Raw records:
[Begin]
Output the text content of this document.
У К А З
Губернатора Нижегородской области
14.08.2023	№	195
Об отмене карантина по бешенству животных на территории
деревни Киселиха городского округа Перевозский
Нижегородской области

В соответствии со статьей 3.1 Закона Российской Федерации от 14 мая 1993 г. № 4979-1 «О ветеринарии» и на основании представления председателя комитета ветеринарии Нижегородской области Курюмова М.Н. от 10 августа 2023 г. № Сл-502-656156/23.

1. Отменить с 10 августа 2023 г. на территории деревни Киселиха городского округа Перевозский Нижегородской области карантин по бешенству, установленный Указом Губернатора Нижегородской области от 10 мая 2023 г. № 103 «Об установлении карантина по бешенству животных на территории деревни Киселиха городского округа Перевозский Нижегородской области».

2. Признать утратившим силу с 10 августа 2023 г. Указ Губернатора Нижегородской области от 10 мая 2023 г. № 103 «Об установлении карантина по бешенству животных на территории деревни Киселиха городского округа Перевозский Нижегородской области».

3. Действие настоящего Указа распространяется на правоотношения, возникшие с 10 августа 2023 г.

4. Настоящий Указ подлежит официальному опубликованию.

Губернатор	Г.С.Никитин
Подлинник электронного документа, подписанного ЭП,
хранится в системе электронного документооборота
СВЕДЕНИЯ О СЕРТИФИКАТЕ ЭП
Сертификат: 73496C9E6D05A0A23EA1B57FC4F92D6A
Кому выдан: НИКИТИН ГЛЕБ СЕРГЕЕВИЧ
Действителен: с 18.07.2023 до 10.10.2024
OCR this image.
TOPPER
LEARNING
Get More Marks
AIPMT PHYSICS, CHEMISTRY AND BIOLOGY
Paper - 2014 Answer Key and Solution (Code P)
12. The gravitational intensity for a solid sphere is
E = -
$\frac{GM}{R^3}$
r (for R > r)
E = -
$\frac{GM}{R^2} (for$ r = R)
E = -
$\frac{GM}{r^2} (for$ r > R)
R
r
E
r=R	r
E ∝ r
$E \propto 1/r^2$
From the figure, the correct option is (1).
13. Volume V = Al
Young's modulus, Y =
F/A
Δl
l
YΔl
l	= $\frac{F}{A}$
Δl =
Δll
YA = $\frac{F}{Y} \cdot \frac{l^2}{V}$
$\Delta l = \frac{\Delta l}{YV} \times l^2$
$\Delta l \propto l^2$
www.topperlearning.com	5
[End]
### What this task involves
Output exactly the lines from the one containing "OCR this image." through the last line of the entries, both ends included.

### Final answer
OCR this image.
TOPPER
LEARNING
Get More Marks
AIPMT PHYSICS, CHEMISTRY AND BIOLOGY
Paper - 2014 Answer Key and Solution (Code P)
12. The gravitational intensity for a solid sphere is
E = -
$\frac{GM}{R^3}$
r (for R > r)
E = -
$\frac{GM}{R^2} (for$ r = R)
E = -
$\frac{GM}{r^2} (for$ r > R)
R
r
E
r=R	r
E ∝ r
$E \propto 1/r^2$
From the figure, the correct option is (1).
13. Volume V = Al
Young's modulus, Y =
F/A
Δl
l
YΔl
l	= $\frac{F}{A}$
Δl =
Δll
YA = $\frac{F}{Y} \cdot \frac{l^2}{V}$
$\Delta l = \frac{\Delta l}{YV} \times l^2$
$\Delta l \propto l^2$
www.topperlearning.com	5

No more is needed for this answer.